**Objective**
Gather from the listing below each line that includes the word "structured", and copy it.

###

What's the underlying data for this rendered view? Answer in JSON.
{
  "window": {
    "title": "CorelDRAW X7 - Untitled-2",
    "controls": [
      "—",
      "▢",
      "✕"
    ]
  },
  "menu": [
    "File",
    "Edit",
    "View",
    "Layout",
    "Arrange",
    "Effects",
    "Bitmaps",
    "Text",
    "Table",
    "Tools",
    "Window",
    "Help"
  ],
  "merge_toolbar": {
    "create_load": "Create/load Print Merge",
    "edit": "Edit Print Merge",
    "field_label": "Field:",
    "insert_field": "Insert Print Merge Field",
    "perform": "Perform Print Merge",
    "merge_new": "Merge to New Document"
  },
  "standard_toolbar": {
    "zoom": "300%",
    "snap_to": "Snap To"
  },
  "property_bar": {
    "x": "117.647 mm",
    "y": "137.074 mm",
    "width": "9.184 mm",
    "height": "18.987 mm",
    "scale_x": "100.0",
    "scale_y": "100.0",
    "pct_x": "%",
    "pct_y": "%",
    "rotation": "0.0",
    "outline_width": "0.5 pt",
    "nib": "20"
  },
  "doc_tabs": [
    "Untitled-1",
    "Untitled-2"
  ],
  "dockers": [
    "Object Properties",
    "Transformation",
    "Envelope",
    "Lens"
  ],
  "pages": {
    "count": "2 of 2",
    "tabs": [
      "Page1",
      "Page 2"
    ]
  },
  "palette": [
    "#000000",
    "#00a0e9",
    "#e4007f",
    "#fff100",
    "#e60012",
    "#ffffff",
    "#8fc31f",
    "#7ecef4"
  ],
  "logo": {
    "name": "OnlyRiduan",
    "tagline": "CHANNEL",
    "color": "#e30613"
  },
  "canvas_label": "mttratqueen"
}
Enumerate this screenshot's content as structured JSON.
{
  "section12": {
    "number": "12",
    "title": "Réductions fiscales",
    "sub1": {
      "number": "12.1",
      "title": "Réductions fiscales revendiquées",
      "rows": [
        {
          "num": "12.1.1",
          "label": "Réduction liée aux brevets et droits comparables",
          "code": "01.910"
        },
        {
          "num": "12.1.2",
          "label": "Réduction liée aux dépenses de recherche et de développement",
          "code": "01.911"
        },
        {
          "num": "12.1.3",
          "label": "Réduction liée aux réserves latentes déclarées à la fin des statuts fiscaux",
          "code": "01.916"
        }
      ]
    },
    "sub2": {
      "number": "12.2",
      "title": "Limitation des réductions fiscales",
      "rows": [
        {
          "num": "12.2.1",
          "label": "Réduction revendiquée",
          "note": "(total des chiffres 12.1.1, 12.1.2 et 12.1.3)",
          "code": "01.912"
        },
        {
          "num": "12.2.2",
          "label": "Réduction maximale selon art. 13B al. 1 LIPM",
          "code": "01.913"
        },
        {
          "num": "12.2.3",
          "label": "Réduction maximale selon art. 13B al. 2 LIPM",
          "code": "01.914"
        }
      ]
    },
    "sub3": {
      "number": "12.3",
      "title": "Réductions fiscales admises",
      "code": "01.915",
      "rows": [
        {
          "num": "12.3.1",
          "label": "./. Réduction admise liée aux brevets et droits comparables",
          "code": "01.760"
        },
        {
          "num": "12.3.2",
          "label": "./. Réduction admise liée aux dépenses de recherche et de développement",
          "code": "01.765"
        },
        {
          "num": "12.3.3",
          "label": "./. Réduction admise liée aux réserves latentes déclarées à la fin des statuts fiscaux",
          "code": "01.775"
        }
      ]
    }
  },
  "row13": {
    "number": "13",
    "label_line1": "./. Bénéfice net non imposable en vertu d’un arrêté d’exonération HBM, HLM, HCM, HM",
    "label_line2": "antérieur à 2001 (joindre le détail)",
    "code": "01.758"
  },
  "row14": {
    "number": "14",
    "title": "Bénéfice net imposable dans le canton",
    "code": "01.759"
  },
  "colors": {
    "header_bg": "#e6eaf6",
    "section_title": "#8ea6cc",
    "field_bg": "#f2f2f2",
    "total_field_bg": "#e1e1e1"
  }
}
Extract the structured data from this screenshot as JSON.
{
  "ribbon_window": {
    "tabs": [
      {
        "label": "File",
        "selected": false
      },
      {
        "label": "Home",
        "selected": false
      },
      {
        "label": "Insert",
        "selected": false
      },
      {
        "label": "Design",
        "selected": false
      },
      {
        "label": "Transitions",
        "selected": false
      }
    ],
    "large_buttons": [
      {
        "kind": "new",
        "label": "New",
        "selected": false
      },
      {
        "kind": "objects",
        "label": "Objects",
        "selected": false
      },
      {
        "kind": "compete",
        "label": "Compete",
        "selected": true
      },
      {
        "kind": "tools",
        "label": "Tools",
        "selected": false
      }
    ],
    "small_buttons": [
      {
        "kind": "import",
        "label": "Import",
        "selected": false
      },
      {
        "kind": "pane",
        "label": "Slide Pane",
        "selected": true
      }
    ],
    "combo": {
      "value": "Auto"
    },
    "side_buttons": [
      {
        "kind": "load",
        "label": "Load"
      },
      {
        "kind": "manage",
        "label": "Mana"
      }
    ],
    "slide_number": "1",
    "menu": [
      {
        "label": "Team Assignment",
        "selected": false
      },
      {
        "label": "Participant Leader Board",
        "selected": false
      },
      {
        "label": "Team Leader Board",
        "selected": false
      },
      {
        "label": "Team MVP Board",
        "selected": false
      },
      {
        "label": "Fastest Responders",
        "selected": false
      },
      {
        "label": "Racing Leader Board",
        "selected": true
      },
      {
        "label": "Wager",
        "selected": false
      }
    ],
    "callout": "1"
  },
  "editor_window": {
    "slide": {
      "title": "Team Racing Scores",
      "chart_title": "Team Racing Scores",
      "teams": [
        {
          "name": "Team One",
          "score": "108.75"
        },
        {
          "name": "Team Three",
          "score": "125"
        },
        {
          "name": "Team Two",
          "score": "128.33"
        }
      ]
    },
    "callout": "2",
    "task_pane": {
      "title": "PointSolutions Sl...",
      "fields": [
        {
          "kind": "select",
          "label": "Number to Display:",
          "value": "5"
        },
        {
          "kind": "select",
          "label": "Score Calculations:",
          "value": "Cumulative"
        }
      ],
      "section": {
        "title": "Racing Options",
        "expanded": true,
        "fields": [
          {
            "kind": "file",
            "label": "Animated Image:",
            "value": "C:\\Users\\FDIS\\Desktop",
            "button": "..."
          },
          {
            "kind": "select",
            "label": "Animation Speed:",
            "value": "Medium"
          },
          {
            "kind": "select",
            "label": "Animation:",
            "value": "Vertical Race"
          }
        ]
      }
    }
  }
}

###

**Result of the task**
Enumerate this screenshot's content as structured JSON.
Extract the structured data from this screenshot as JSON.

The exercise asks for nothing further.